* [YOUR INSTRUCTIONS] Pick out every line below that contains the word "Ellipse" and copy each one.

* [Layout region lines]
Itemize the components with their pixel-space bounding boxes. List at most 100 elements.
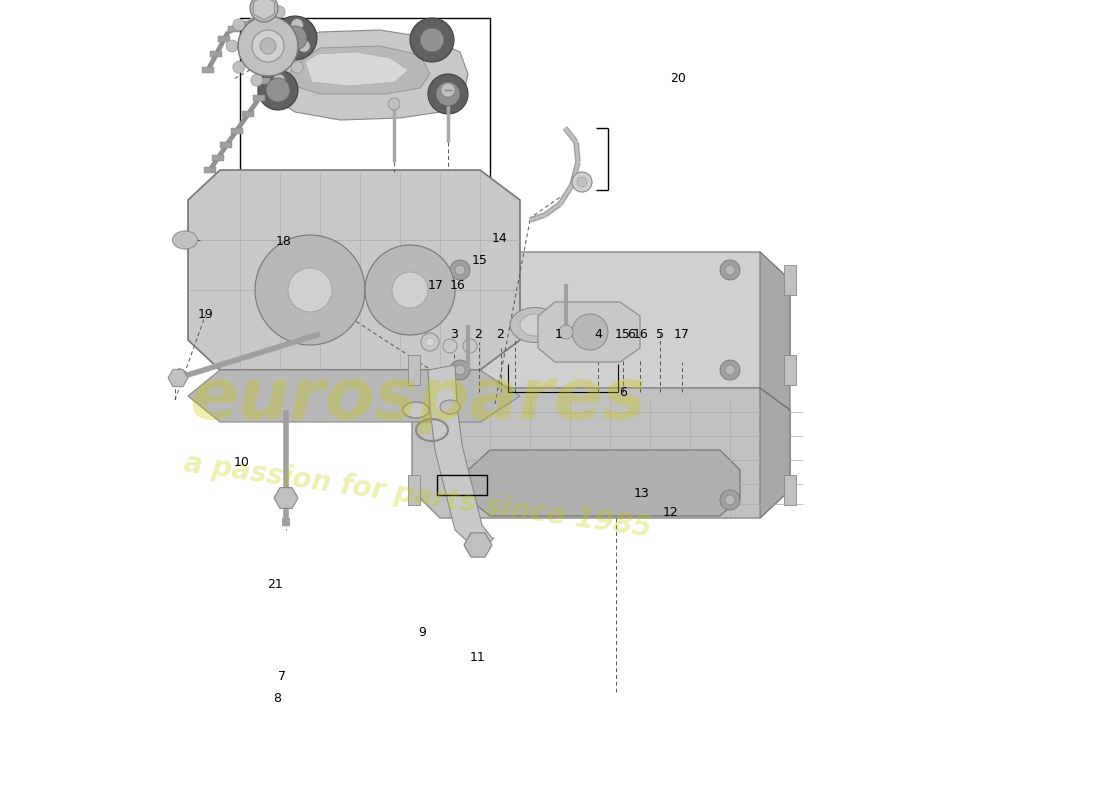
Circle shape — [266, 78, 290, 102]
Circle shape — [251, 74, 263, 86]
Bar — [202, 67, 215, 73]
Text: 21: 21 — [267, 578, 283, 590]
Circle shape — [298, 40, 310, 52]
Bar — [240, 22, 252, 27]
Circle shape — [255, 235, 365, 345]
Bar — [219, 36, 231, 42]
Text: 2: 2 — [496, 328, 505, 341]
Bar — [253, 94, 265, 101]
Text: 3: 3 — [450, 328, 459, 341]
Circle shape — [233, 19, 245, 31]
Circle shape — [292, 19, 304, 31]
Text: 5: 5 — [656, 328, 664, 341]
Circle shape — [455, 495, 465, 505]
Polygon shape — [290, 46, 430, 94]
Ellipse shape — [520, 314, 550, 336]
Circle shape — [572, 314, 608, 350]
Bar — [408, 475, 420, 505]
Polygon shape — [412, 388, 790, 518]
Text: eurospares: eurospares — [189, 366, 647, 434]
Polygon shape — [188, 370, 520, 422]
Text: 7: 7 — [277, 670, 286, 682]
Circle shape — [420, 28, 444, 52]
Circle shape — [410, 18, 454, 62]
Polygon shape — [274, 488, 298, 508]
Bar — [408, 265, 420, 295]
Bar — [250, 18, 262, 23]
Bar — [437, 475, 487, 495]
Bar — [261, 26, 273, 32]
Circle shape — [450, 260, 470, 280]
Polygon shape — [168, 370, 188, 386]
Circle shape — [421, 333, 439, 351]
Text: 12: 12 — [663, 506, 679, 518]
Circle shape — [720, 490, 740, 510]
Text: 8: 8 — [273, 692, 282, 705]
Circle shape — [725, 365, 735, 375]
Text: 9: 9 — [418, 626, 427, 638]
Bar — [255, 22, 267, 28]
Circle shape — [559, 325, 573, 339]
Circle shape — [288, 268, 332, 312]
Bar — [263, 48, 275, 54]
Circle shape — [450, 360, 470, 380]
Text: 17: 17 — [428, 279, 443, 292]
Ellipse shape — [440, 400, 460, 414]
Circle shape — [292, 61, 304, 73]
Bar — [263, 62, 275, 68]
Circle shape — [725, 265, 735, 275]
Polygon shape — [305, 52, 408, 86]
Text: a passion for parts since 1985: a passion for parts since 1985 — [183, 450, 653, 542]
Polygon shape — [412, 252, 790, 388]
Circle shape — [455, 265, 465, 275]
Circle shape — [443, 339, 456, 353]
Text: 17: 17 — [674, 328, 690, 341]
Bar — [408, 355, 420, 385]
Text: 20: 20 — [670, 72, 685, 85]
Ellipse shape — [173, 231, 198, 249]
Text: 2: 2 — [474, 328, 483, 341]
Bar — [229, 26, 241, 32]
Text: 6: 6 — [627, 328, 636, 341]
Bar — [263, 36, 275, 42]
Text: 19: 19 — [198, 308, 213, 321]
Bar — [212, 154, 224, 161]
Ellipse shape — [403, 402, 429, 418]
Bar — [784, 355, 796, 385]
Bar — [231, 127, 243, 134]
Polygon shape — [538, 302, 640, 362]
Bar — [242, 111, 254, 117]
Bar — [784, 265, 796, 295]
Circle shape — [720, 360, 740, 380]
Bar — [210, 51, 222, 58]
Circle shape — [260, 38, 276, 54]
Text: 15: 15 — [615, 328, 630, 341]
Polygon shape — [468, 450, 740, 516]
Text: 1: 1 — [554, 328, 563, 341]
Circle shape — [252, 30, 284, 62]
Circle shape — [388, 98, 400, 110]
Circle shape — [392, 272, 428, 308]
Polygon shape — [254, 0, 274, 20]
Circle shape — [436, 82, 460, 106]
Polygon shape — [464, 533, 492, 557]
Ellipse shape — [510, 307, 560, 342]
Circle shape — [426, 338, 434, 346]
Circle shape — [233, 61, 245, 73]
Circle shape — [720, 260, 740, 280]
Bar — [240, 18, 490, 190]
Circle shape — [238, 16, 298, 76]
Text: 18: 18 — [276, 235, 292, 248]
Polygon shape — [262, 30, 468, 120]
Circle shape — [450, 490, 470, 510]
Circle shape — [365, 245, 455, 335]
Circle shape — [273, 74, 285, 86]
Text: 11: 11 — [470, 651, 485, 664]
Bar — [204, 167, 216, 173]
Text: 16: 16 — [450, 279, 465, 292]
Bar — [257, 78, 270, 84]
Polygon shape — [428, 365, 494, 542]
Circle shape — [572, 172, 592, 192]
Text: 10: 10 — [234, 456, 250, 469]
Circle shape — [273, 6, 285, 18]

* [RESPONSE TO THE EXERCISE]
Ellipse shape — [520, 314, 550, 336]
Ellipse shape — [440, 400, 460, 414]
Ellipse shape — [173, 231, 198, 249]
Ellipse shape — [403, 402, 429, 418]
Ellipse shape — [510, 307, 560, 342]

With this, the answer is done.